### DESCRIPTION OF THE TASK
Starting at the first row and ending at the row that contains "share-label: Share xyxy=(77,575,108,587)", recast these rows as a Markdown table with the columns No. and Text, leaving out any blank lines.

### INFORMATION PROVIDED
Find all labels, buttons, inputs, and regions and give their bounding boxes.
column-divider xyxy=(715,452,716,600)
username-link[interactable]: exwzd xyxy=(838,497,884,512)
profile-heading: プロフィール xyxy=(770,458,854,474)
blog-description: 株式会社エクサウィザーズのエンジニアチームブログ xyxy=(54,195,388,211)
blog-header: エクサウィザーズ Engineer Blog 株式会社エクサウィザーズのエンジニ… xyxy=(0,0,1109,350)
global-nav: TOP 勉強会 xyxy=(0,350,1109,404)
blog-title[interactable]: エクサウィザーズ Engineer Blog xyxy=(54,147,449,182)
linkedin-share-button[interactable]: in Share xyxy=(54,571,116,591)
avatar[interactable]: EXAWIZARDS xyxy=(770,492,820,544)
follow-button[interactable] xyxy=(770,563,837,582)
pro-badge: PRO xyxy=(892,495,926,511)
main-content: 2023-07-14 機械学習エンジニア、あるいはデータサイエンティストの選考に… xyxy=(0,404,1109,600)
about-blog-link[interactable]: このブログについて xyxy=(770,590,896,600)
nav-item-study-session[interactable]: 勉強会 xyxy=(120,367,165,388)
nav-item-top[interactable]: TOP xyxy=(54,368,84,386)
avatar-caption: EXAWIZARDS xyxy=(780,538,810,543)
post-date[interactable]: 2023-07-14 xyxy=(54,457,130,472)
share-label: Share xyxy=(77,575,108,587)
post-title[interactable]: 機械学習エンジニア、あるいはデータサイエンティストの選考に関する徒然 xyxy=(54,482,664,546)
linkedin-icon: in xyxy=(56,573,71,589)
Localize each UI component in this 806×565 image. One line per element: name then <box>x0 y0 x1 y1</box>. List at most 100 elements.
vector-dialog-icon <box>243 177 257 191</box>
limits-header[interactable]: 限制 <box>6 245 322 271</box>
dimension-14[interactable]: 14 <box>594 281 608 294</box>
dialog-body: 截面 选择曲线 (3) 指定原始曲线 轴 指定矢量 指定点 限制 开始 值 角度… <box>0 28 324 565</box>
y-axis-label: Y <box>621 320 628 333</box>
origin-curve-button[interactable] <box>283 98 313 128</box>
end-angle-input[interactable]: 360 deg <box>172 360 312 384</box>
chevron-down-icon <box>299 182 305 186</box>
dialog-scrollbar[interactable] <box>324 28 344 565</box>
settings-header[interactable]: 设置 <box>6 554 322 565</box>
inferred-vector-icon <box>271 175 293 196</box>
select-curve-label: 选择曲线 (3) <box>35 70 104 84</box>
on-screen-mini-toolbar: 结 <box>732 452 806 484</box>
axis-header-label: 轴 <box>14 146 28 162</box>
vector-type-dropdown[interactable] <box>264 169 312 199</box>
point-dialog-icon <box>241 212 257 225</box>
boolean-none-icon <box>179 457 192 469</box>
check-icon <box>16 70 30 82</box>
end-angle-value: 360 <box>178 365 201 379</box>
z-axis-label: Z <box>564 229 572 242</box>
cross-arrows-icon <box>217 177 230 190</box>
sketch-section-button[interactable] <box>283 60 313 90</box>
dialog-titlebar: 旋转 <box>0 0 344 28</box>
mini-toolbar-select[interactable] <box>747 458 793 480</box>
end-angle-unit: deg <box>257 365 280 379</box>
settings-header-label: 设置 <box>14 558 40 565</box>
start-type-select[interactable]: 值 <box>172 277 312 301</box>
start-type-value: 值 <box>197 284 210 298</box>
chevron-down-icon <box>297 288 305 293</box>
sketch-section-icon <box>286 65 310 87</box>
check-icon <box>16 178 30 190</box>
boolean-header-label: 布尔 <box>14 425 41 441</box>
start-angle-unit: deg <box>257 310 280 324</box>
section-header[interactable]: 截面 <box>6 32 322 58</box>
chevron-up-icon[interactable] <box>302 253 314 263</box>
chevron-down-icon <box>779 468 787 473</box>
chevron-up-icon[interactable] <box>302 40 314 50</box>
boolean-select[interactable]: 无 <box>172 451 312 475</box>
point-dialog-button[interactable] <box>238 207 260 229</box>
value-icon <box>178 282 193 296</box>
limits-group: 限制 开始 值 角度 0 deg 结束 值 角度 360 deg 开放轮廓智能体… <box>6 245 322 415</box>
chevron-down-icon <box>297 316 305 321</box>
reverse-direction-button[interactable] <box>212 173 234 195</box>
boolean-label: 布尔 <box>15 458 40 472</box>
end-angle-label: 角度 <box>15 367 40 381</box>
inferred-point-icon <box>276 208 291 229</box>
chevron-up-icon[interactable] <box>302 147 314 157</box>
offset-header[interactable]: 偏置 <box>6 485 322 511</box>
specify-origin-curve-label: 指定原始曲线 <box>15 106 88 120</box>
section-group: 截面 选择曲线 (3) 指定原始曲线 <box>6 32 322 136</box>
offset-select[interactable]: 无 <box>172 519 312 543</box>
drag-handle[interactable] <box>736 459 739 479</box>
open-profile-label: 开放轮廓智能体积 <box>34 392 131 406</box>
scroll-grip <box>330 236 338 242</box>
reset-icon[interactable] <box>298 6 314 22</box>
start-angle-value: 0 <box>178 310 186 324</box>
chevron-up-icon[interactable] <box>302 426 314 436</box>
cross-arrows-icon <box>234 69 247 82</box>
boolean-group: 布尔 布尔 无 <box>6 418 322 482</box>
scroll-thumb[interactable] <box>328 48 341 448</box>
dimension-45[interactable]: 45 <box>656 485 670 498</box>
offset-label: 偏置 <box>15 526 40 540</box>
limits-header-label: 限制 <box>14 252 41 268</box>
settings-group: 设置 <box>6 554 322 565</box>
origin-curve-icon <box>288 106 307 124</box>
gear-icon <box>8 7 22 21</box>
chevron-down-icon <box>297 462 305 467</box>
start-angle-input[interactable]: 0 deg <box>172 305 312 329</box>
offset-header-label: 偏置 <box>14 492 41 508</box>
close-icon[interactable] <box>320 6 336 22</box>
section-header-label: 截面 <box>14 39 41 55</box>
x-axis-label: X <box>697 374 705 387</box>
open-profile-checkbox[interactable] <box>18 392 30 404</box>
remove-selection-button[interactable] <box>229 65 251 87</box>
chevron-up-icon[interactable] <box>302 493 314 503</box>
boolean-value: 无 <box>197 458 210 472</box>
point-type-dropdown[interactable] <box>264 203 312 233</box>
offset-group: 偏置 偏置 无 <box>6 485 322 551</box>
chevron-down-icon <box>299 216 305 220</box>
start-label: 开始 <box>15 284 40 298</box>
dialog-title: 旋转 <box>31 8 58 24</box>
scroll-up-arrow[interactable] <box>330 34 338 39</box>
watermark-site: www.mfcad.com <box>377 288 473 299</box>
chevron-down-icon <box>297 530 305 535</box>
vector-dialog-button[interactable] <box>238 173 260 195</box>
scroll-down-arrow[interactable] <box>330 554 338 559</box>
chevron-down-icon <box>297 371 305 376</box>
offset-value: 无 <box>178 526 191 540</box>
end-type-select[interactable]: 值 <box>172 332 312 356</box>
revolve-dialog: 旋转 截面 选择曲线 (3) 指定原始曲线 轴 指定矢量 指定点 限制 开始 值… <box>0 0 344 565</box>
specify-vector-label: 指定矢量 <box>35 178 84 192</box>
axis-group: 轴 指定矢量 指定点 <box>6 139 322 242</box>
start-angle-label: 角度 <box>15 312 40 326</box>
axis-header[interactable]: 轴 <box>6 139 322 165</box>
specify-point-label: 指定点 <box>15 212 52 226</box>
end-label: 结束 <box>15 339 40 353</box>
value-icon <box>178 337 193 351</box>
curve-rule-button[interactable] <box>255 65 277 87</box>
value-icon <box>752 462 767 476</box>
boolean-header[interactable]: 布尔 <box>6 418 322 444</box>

### OUTPUT FOR THIS EXERCISE
| No. | Text |
|---|---|
| 1 | Find all labels, buttons, inputs, and regions and give their bounding boxes. |
| 2 | column-divider xyxy=(715,452,716,600) |
| 3 | username-link[interactable]: exwzd xyxy=(838,497,884,512) |
| 4 | profile-heading: プロフィール xyxy=(770,458,854,474) |
| 5 | blog-description: 株式会社エクサウィザーズのエンジニアチームブログ xyxy=(54,195,388,211) |
| 6 | blog-header: エクサウィザーズ Engineer Blog 株式会社エクサウィザーズのエンジニ… xyxy=(0,0,1109,350) |
| 7 | global-nav: TOP 勉強会 xyxy=(0,350,1109,404) |
| 8 | blog-title[interactable]: エクサウィザーズ Engineer Blog xyxy=(54,147,449,182) |
| 9 | linkedin-share-button[interactable]: in Share xyxy=(54,571,116,591) |
| 10 | avatar[interactable]: EXAWIZARDS xyxy=(770,492,820,544) |
| 11 | follow-button[interactable] xyxy=(770,563,837,582) |
| 12 | pro-badge: PRO xyxy=(892,495,926,511) |
| 13 | main-content: 2023-07-14 機械学習エンジニア、あるいはデータサイエンティストの選考に… xyxy=(0,404,1109,600) |
| 14 | about-blog-link[interactable]: このブログについて xyxy=(770,590,896,600) |
| 15 | nav-item-study-session[interactable]: 勉強会 xyxy=(120,367,165,388) |
| 16 | nav-item-top[interactable]: TOP xyxy=(54,368,84,386) |
| 17 | avatar-caption: EXAWIZARDS xyxy=(780,538,810,543) |
| 18 | post-date[interactable]: 2023-07-14 xyxy=(54,457,130,472) |
| 19 | share-label: Share xyxy=(77,575,108,587) |